TO BE DONE. In the records below, count every line containing "this". Reply with the number only.

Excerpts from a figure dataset
* BEGIN *

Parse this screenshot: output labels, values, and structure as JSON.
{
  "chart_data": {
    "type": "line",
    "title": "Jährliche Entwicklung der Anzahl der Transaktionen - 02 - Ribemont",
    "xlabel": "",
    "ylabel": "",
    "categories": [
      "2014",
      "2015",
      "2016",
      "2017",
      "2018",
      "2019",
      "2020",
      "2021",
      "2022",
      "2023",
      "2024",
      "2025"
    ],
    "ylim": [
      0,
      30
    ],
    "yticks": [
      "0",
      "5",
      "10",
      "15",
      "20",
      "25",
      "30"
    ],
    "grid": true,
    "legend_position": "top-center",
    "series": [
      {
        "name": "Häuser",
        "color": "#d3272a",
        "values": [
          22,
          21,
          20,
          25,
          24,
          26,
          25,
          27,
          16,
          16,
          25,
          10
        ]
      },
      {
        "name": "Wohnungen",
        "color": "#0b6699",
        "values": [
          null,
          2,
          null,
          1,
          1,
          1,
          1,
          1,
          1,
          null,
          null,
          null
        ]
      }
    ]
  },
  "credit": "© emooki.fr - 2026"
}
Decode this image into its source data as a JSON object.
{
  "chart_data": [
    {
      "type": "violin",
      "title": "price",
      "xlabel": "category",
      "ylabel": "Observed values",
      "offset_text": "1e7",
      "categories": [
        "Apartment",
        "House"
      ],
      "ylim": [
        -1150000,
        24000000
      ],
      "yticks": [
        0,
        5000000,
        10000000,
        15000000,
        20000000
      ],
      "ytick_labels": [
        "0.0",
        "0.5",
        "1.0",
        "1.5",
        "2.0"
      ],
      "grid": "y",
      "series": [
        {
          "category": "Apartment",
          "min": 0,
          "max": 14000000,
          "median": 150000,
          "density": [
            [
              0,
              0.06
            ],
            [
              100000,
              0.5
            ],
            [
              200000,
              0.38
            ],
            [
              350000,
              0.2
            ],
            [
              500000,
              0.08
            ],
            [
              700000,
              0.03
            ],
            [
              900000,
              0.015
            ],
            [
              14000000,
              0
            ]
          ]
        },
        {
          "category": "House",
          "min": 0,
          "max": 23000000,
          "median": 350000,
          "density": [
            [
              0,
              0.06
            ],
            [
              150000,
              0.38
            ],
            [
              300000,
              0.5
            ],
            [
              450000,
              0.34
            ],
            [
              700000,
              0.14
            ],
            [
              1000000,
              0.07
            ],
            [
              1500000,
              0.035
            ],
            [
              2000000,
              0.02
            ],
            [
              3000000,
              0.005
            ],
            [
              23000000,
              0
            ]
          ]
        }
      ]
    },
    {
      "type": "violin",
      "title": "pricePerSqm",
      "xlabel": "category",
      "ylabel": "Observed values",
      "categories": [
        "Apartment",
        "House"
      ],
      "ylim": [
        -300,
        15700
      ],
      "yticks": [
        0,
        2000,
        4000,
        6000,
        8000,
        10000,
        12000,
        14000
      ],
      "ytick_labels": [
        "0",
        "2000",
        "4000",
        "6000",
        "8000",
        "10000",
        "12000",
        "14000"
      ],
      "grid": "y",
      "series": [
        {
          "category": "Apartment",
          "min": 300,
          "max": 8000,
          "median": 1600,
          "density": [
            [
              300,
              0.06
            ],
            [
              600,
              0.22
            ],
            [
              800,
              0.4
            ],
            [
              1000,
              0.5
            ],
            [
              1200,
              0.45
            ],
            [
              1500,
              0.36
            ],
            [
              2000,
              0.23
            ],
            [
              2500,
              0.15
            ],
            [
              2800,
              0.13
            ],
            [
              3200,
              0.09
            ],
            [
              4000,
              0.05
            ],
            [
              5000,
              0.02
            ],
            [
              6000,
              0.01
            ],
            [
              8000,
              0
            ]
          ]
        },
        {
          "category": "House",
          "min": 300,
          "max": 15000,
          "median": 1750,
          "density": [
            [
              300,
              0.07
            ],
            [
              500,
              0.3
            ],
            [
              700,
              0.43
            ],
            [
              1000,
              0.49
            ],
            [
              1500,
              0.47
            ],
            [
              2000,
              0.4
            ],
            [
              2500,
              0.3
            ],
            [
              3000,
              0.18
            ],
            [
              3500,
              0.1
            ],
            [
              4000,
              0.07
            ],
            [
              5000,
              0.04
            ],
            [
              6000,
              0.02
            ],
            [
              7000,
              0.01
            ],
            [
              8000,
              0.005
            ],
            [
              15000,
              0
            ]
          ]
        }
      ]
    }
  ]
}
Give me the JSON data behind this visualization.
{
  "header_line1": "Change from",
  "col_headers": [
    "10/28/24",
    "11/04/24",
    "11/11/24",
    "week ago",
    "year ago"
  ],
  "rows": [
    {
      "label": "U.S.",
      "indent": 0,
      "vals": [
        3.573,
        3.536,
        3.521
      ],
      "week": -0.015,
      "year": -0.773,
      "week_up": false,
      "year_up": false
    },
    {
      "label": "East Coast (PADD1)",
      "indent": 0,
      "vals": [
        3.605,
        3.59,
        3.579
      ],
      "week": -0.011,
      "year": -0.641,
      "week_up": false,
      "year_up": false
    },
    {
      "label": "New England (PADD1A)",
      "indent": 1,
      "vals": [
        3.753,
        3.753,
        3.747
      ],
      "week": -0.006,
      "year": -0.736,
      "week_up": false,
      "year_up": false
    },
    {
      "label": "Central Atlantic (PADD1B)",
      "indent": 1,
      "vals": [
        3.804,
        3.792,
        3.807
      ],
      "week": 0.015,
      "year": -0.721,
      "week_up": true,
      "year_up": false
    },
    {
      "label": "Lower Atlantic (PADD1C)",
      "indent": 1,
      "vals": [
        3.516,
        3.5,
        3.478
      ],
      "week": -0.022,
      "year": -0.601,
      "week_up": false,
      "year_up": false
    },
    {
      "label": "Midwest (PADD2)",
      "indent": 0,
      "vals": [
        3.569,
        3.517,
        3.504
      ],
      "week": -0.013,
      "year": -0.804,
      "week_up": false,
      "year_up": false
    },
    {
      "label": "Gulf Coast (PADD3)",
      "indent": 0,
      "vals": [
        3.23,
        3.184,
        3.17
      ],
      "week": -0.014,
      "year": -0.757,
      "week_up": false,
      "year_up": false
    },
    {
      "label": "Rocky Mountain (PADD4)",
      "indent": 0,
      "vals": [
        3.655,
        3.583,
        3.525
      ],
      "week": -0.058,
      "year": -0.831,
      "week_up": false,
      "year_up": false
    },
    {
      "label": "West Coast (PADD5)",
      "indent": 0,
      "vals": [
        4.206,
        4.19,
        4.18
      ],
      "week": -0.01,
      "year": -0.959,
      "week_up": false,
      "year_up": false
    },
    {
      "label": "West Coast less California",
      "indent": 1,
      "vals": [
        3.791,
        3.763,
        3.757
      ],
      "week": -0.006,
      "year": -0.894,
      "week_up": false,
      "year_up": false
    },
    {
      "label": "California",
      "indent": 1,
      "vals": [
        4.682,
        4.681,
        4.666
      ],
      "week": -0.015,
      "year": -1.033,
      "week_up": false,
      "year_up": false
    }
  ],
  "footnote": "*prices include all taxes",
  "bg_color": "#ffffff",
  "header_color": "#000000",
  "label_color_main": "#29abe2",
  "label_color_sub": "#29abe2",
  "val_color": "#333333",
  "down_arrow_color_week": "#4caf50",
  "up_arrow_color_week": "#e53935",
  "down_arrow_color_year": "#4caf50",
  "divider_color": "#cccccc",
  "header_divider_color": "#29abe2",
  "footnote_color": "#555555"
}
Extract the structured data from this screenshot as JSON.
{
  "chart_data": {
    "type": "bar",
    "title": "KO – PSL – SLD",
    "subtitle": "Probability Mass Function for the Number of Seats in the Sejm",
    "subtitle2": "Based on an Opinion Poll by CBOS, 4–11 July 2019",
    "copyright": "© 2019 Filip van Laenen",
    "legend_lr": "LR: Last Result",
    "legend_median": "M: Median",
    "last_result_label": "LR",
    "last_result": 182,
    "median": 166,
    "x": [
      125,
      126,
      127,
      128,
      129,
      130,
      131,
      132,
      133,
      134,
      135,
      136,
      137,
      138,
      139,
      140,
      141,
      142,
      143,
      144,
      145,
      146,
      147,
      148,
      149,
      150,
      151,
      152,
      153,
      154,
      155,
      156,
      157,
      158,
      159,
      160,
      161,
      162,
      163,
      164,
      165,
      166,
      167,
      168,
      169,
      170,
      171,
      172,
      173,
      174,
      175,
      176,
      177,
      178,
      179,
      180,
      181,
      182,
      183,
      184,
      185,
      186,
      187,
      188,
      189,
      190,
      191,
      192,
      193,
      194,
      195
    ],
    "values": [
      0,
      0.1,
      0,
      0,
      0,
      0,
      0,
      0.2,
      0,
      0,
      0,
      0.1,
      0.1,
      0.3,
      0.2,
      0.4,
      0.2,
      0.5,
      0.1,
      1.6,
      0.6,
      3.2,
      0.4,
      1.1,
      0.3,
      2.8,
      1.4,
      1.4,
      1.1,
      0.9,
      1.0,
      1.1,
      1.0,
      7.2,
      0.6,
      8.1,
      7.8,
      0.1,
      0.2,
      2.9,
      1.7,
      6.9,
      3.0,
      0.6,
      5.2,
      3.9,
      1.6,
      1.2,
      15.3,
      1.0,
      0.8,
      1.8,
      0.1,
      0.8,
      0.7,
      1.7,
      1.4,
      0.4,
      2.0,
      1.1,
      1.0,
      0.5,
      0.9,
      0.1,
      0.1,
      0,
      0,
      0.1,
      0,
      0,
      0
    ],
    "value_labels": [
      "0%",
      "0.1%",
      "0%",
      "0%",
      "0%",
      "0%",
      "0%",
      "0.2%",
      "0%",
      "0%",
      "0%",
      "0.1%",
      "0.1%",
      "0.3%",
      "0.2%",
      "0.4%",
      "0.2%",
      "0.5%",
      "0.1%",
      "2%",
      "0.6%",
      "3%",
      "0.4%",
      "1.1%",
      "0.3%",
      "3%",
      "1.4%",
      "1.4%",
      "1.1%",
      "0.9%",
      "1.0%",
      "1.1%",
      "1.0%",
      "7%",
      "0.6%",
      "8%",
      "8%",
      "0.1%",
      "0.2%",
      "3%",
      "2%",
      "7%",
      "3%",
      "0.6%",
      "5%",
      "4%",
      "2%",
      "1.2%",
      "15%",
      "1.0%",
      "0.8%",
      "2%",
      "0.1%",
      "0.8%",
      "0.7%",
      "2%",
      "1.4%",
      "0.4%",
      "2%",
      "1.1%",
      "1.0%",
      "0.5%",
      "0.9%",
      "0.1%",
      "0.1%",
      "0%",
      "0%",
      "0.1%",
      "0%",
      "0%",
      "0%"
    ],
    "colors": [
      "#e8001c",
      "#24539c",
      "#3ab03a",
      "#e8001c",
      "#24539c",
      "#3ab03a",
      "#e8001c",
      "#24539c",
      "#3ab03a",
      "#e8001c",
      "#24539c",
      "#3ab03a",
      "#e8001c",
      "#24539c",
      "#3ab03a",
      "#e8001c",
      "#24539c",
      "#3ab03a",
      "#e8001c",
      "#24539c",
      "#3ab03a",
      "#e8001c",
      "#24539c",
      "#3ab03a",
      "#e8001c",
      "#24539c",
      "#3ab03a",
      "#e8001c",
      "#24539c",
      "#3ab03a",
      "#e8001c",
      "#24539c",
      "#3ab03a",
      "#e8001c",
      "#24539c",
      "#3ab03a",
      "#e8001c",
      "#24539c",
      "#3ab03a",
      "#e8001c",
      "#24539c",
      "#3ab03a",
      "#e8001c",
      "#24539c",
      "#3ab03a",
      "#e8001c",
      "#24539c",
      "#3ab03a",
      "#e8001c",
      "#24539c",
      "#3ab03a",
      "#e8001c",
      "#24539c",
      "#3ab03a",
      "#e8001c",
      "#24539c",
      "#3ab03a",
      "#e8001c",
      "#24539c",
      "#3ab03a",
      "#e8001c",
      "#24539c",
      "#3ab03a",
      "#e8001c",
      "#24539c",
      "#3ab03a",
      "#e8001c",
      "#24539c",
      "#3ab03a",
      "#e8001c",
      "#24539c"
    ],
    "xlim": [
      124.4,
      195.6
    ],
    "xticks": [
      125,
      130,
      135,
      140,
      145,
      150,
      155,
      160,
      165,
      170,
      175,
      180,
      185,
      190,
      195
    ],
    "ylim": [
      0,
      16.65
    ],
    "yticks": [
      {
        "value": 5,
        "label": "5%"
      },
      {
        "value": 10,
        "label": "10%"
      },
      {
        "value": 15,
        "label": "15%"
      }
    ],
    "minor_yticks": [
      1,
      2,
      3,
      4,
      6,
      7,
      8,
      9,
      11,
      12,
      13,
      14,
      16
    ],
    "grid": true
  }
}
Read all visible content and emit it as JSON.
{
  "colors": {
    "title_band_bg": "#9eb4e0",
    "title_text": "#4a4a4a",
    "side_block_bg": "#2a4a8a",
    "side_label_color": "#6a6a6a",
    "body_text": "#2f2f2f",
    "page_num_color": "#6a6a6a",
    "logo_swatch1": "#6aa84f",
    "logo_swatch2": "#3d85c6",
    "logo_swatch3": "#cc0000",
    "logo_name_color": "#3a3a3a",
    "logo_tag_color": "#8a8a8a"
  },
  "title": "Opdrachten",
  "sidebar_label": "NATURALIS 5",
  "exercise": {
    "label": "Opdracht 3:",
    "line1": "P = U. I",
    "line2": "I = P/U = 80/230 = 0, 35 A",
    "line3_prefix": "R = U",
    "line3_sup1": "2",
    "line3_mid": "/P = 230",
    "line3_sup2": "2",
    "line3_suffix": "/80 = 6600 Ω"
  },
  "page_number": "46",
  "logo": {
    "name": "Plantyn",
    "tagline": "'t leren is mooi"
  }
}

* END *

EXERCISE OUTPUT. 4